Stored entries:
▬▬▬

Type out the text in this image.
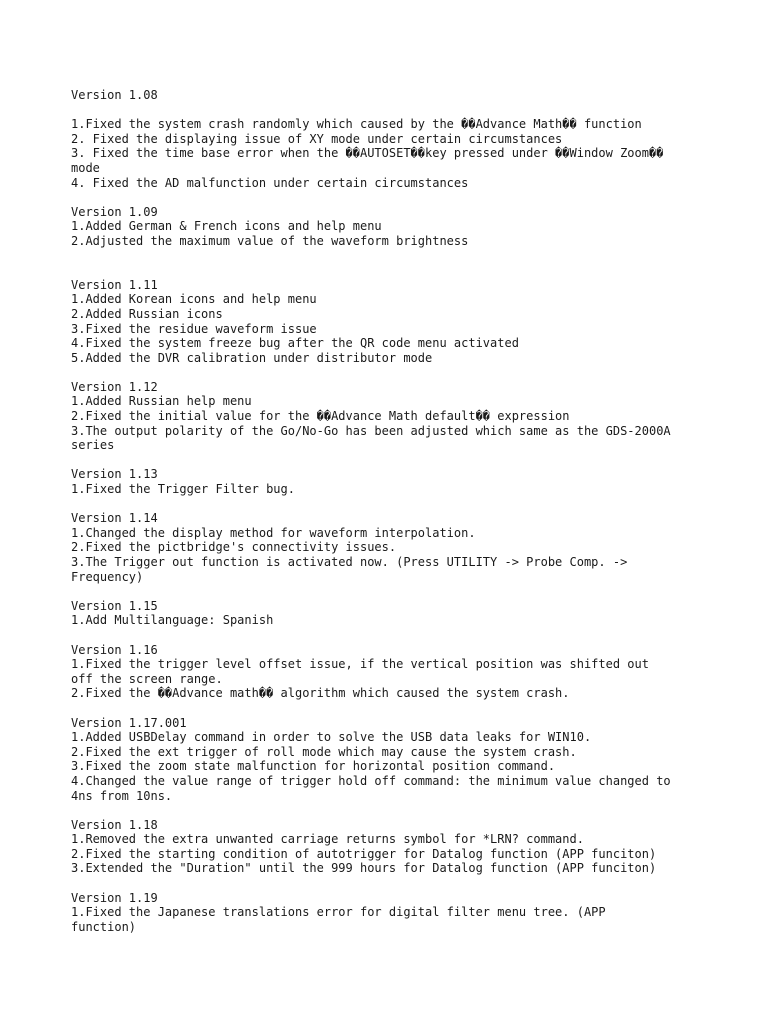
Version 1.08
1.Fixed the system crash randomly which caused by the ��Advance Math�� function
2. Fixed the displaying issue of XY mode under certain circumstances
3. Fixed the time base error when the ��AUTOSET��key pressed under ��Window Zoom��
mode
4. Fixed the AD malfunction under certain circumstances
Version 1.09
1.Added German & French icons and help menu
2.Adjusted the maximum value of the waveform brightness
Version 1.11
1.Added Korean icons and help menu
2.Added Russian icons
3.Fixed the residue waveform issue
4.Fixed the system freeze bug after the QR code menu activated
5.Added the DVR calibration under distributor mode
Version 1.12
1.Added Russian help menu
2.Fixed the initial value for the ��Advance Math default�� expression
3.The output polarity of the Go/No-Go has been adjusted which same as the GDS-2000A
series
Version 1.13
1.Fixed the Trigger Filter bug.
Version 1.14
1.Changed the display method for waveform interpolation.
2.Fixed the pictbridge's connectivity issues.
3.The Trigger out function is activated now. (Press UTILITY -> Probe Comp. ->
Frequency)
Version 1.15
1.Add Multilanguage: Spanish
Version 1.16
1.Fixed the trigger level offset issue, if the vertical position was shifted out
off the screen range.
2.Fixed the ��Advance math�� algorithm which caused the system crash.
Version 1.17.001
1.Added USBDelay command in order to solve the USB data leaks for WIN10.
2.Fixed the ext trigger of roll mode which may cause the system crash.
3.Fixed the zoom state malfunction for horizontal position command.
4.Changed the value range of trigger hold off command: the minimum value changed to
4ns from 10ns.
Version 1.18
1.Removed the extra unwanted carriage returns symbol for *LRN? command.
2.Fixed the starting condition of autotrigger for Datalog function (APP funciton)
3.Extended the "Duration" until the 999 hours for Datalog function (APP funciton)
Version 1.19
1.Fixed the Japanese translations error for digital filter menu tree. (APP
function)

▬▬▬

- _Goal_
Except for the pictures, copy the material above exactly.

- _Written response_
Type out the text in this image.
Version 1.08
1.Fixed the system crash randomly which caused by the ��Advance Math�� function
2. Fixed the displaying issue of XY mode under certain circumstances
3. Fixed the time base error when the ��AUTOSET��key pressed under ��Window Zoom��
mode
4. Fixed the AD malfunction under certain circumstances
Version 1.09
1.Added German & French icons and help menu
2.Adjusted the maximum value of the waveform brightness
Version 1.11
1.Added Korean icons and help menu
2.Added Russian icons
3.Fixed the residue waveform issue
4.Fixed the system freeze bug after the QR code menu activated
5.Added the DVR calibration under distributor mode
Version 1.12
1.Added Russian help menu
2.Fixed the initial value for the ��Advance Math default�� expression
3.The output polarity of the Go/No-Go has been adjusted which same as the GDS-2000A
series
Version 1.13
1.Fixed the Trigger Filter bug.
Version 1.14
1.Changed the display method for waveform interpolation.
2.Fixed the pictbridge's connectivity issues.
3.The Trigger out function is activated now. (Press UTILITY -> Probe Comp. ->
Frequency)
Version 1.15
1.Add Multilanguage: Spanish
Version 1.16
1.Fixed the trigger level offset issue, if the vertical position was shifted out
off the screen range.
2.Fixed the ��Advance math�� algorithm which caused the system crash.
Version 1.17.001
1.Added USBDelay command in order to solve the USB data leaks for WIN10.
2.Fixed the ext trigger of roll mode which may cause the system crash.
3.Fixed the zoom state malfunction for horizontal position command.
4.Changed the value range of trigger hold off command: the minimum value changed to
4ns from 10ns.
Version 1.18
1.Removed the extra unwanted carriage returns symbol for *LRN? command.
2.Fixed the starting condition of autotrigger for Datalog function (APP funciton)
3.Extended the "Duration" until the 999 hours for Datalog function (APP funciton)
Version 1.19
1.Fixed the Japanese translations error for digital filter menu tree. (APP
function)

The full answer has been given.